** Exercise aim **
The data below must be copied in full and without any change.

** Exercise inputs **
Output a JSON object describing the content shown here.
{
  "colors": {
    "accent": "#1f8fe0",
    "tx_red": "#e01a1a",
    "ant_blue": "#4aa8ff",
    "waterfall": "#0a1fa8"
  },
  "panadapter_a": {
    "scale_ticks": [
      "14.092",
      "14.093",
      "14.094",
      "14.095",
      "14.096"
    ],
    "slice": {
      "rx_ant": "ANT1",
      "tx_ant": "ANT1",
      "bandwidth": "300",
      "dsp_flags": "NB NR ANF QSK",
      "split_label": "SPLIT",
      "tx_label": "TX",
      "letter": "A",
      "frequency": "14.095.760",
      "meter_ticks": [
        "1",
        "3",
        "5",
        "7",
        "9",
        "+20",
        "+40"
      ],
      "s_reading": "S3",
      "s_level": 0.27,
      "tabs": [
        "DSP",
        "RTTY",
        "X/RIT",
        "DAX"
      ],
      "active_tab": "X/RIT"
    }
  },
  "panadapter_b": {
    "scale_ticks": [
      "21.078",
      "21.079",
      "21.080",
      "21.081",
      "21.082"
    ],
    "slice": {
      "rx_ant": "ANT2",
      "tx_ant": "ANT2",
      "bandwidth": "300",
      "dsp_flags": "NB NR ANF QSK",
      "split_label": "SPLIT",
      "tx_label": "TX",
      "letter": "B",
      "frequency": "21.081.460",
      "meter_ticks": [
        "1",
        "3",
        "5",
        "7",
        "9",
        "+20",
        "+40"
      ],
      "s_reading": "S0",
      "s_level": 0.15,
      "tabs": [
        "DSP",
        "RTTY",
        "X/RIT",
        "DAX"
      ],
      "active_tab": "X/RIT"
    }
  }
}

** Output for this exercise **
Output a JSON object describing the content shown here.
{
  "colors": {
    "accent": "#1f8fe0",
    "tx_red": "#e01a1a",
    "ant_blue": "#4aa8ff",
    "waterfall": "#0a1fa8"
  },
  "panadapter_a": {
    "scale_ticks": [
      "14.092",
      "14.093",
      "14.094",
      "14.095",
      "14.096"
    ],
    "slice": {
      "rx_ant": "ANT1",
      "tx_ant": "ANT1",
      "bandwidth": "300",
      "dsp_flags": "NB NR ANF QSK",
      "split_label": "SPLIT",
      "tx_label": "TX",
      "letter": "A",
      "frequency": "14.095.760",
      "meter_ticks": [
        "1",
        "3",
        "5",
        "7",
        "9",
        "+20",
        "+40"
      ],
      "s_reading": "S3",
      "s_level": 0.27,
      "tabs": [
        "DSP",
        "RTTY",
        "X/RIT",
        "DAX"
      ],
      "active_tab": "X/RIT"
    }
  },
  "panadapter_b": {
    "scale_ticks": [
      "21.078",
      "21.079",
      "21.080",
      "21.081",
      "21.082"
    ],
    "slice": {
      "rx_ant": "ANT2",
      "tx_ant": "ANT2",
      "bandwidth": "300",
      "dsp_flags": "NB NR ANF QSK",
      "split_label": "SPLIT",
      "tx_label": "TX",
      "letter": "B",
      "frequency": "21.081.460",
      "meter_ticks": [
        "1",
        "3",
        "5",
        "7",
        "9",
        "+20",
        "+40"
      ],
      "s_reading": "S0",
      "s_level": 0.15,
      "tabs": [
        "DSP",
        "RTTY",
        "X/RIT",
        "DAX"
      ],
      "active_tab": "X/RIT"
    }
  }
}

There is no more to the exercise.